Leave out the pictures; transcribe all else exactly.

——

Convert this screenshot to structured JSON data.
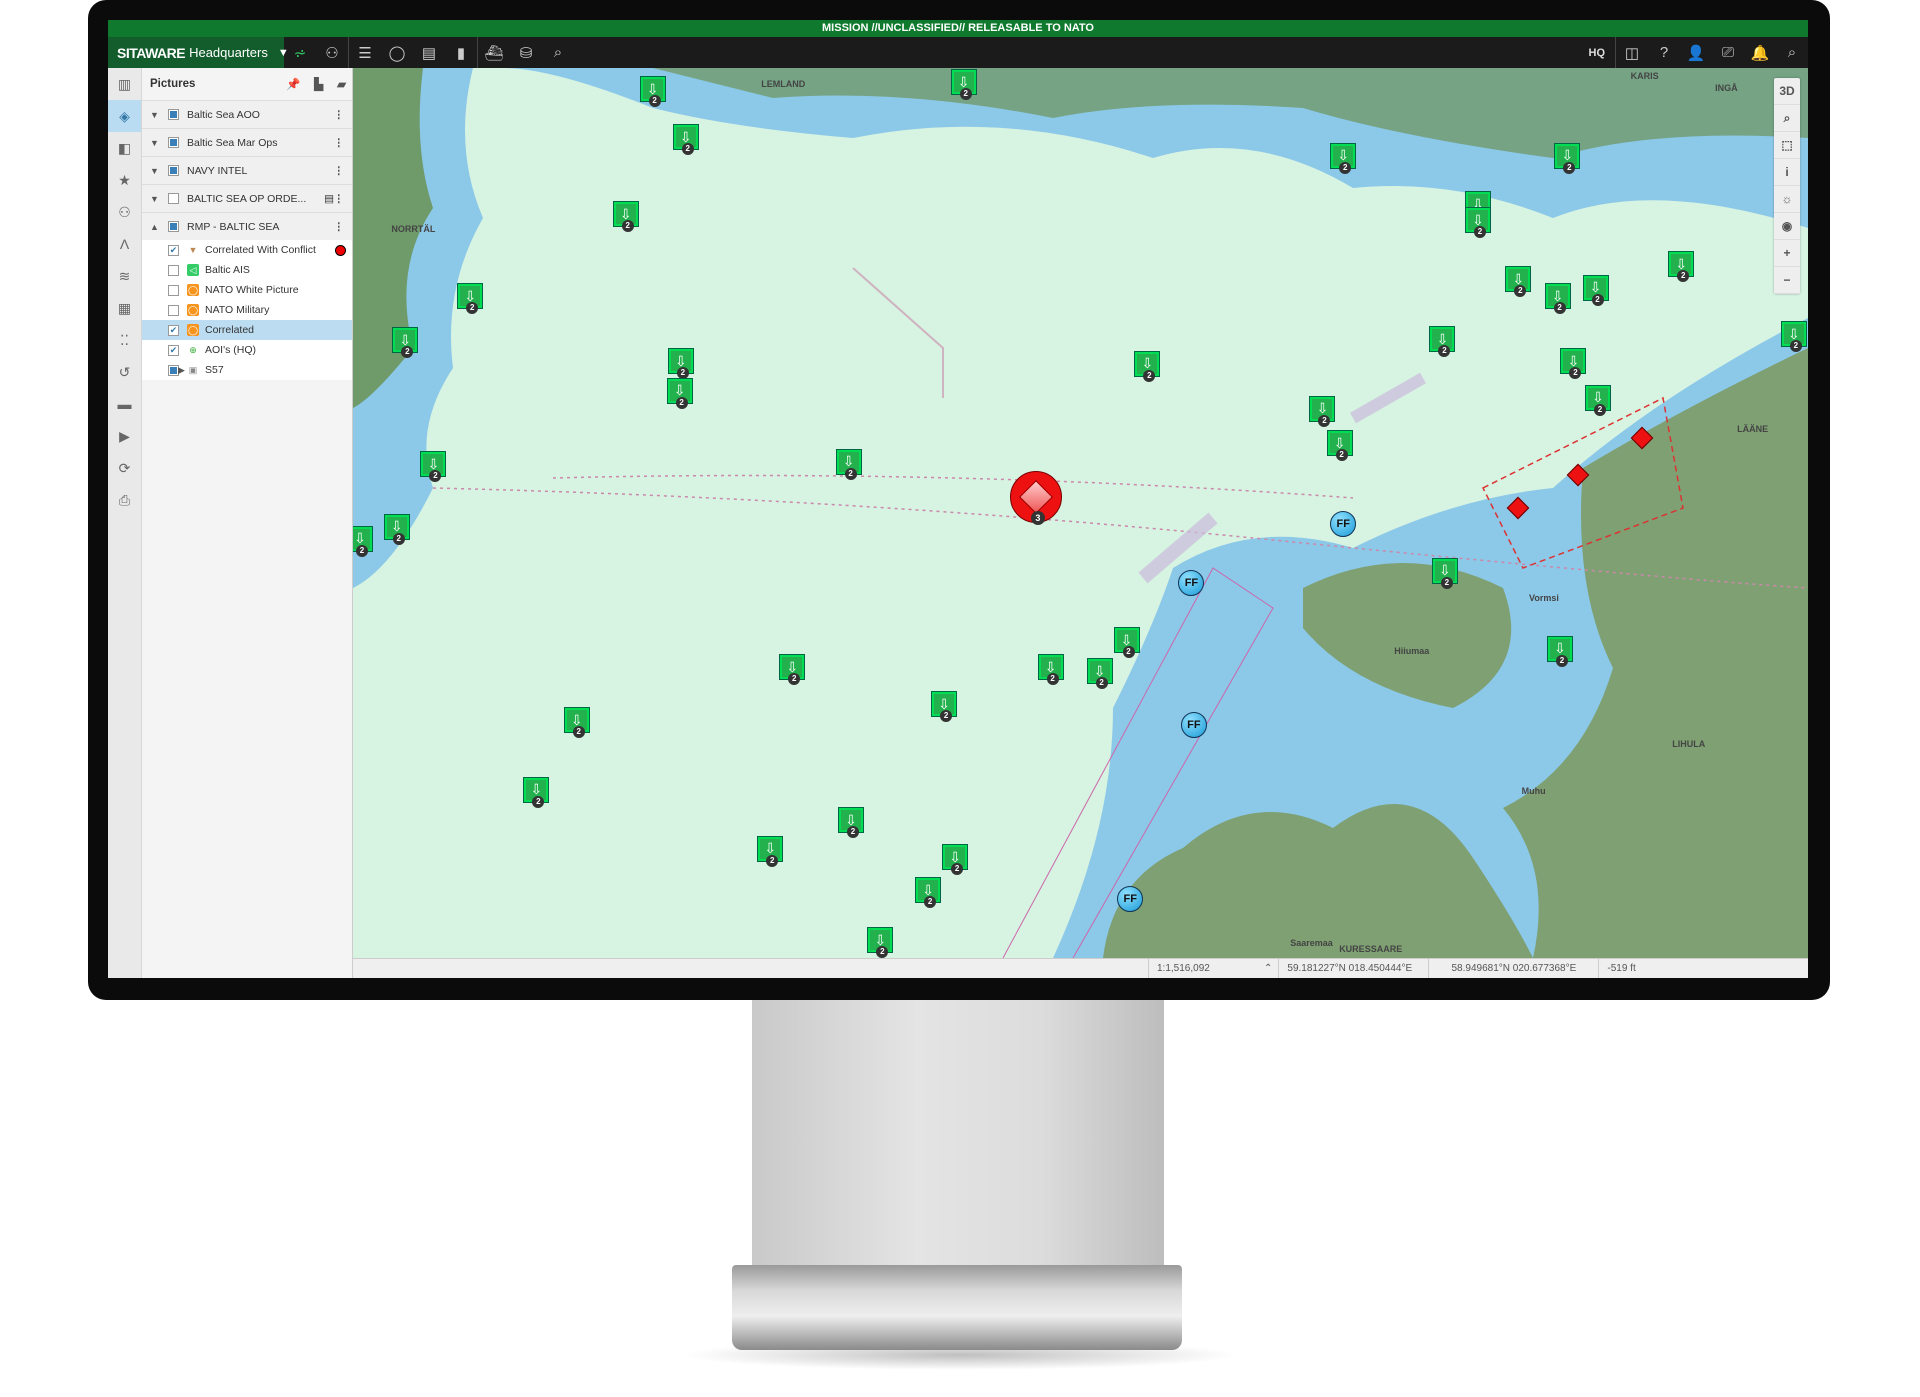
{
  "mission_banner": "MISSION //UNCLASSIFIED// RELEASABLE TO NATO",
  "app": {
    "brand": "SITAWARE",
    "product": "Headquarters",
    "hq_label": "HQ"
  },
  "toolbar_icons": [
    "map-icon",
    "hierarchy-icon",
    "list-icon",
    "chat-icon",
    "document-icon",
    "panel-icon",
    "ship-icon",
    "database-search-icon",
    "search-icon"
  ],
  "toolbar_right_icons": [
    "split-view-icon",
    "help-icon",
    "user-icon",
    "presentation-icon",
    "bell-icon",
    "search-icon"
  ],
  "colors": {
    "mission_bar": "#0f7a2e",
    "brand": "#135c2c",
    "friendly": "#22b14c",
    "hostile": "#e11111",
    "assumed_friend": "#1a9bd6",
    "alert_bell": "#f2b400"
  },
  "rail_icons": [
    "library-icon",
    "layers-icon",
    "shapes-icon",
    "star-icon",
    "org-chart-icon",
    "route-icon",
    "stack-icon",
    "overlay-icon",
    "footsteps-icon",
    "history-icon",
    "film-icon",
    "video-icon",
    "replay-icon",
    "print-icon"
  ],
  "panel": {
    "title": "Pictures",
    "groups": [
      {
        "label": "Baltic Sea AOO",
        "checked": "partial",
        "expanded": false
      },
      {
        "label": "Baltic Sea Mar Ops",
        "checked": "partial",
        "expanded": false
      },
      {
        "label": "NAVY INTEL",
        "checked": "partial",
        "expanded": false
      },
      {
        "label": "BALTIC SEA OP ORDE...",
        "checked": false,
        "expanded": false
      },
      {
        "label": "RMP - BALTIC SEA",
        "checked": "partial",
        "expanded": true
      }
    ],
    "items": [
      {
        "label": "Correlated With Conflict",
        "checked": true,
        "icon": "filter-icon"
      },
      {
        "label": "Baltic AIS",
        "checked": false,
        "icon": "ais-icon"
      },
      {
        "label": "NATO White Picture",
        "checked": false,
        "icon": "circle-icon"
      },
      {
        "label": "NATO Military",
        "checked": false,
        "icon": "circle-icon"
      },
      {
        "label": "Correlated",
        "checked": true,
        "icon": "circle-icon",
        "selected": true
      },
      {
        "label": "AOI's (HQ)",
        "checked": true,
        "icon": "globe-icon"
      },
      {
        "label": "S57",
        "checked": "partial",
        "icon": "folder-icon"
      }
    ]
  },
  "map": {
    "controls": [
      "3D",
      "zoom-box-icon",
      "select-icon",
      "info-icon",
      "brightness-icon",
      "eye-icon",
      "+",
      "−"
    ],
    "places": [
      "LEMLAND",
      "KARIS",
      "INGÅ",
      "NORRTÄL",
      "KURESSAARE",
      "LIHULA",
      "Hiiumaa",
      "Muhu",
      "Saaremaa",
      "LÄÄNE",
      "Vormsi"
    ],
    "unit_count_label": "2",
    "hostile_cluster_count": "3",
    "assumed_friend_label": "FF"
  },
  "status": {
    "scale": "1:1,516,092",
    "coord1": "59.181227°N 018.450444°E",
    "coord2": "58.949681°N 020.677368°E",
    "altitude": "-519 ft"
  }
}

——

* **Answer in full**
Convert this screenshot to structured JSON data.
{
  "mission_banner": "MISSION //UNCLASSIFIED// RELEASABLE TO NATO",
  "app": {
    "brand": "SITAWARE",
    "product": "Headquarters",
    "hq_label": "HQ"
  },
  "toolbar_icons": [
    "map-icon",
    "hierarchy-icon",
    "list-icon",
    "chat-icon",
    "document-icon",
    "panel-icon",
    "ship-icon",
    "database-search-icon",
    "search-icon"
  ],
  "toolbar_right_icons": [
    "split-view-icon",
    "help-icon",
    "user-icon",
    "presentation-icon",
    "bell-icon",
    "search-icon"
  ],
  "colors": {
    "mission_bar": "#0f7a2e",
    "brand": "#135c2c",
    "friendly": "#22b14c",
    "hostile": "#e11111",
    "assumed_friend": "#1a9bd6",
    "alert_bell": "#f2b400"
  },
  "rail_icons": [
    "library-icon",
    "layers-icon",
    "shapes-icon",
    "star-icon",
    "org-chart-icon",
    "route-icon",
    "stack-icon",
    "overlay-icon",
    "footsteps-icon",
    "history-icon",
    "film-icon",
    "video-icon",
    "replay-icon",
    "print-icon"
  ],
  "panel": {
    "title": "Pictures",
    "groups": [
      {
        "label": "Baltic Sea AOO",
        "checked": "partial",
        "expanded": false
      },
      {
        "label": "Baltic Sea Mar Ops",
        "checked": "partial",
        "expanded": false
      },
      {
        "label": "NAVY INTEL",
        "checked": "partial",
        "expanded": false
      },
      {
        "label": "BALTIC SEA OP ORDE...",
        "checked": false,
        "expanded": false
      },
      {
        "label": "RMP - BALTIC SEA",
        "checked": "partial",
        "expanded": true
      }
    ],
    "items": [
      {
        "label": "Correlated With Conflict",
        "checked": true,
        "icon": "filter-icon"
      },
      {
        "label": "Baltic AIS",
        "checked": false,
        "icon": "ais-icon"
      },
      {
        "label": "NATO White Picture",
        "checked": false,
        "icon": "circle-icon"
      },
      {
        "label": "NATO Military",
        "checked": false,
        "icon": "circle-icon"
      },
      {
        "label": "Correlated",
        "checked": true,
        "icon": "circle-icon",
        "selected": true
      },
      {
        "label": "AOI's (HQ)",
        "checked": true,
        "icon": "globe-icon"
      },
      {
        "label": "S57",
        "checked": "partial",
        "icon": "folder-icon"
      }
    ]
  },
  "map": {
    "controls": [
      "3D",
      "zoom-box-icon",
      "select-icon",
      "info-icon",
      "brightness-icon",
      "eye-icon",
      "+",
      "−"
    ],
    "places": [
      "LEMLAND",
      "KARIS",
      "INGÅ",
      "NORRTÄL",
      "KURESSAARE",
      "LIHULA",
      "Hiiumaa",
      "Muhu",
      "Saaremaa",
      "LÄÄNE",
      "Vormsi"
    ],
    "unit_count_label": "2",
    "hostile_cluster_count": "3",
    "assumed_friend_label": "FF"
  },
  "status": {
    "scale": "1:1,516,092",
    "coord1": "59.181227°N 018.450444°E",
    "coord2": "58.949681°N 020.677368°E",
    "altitude": "-519 ft"
  }
}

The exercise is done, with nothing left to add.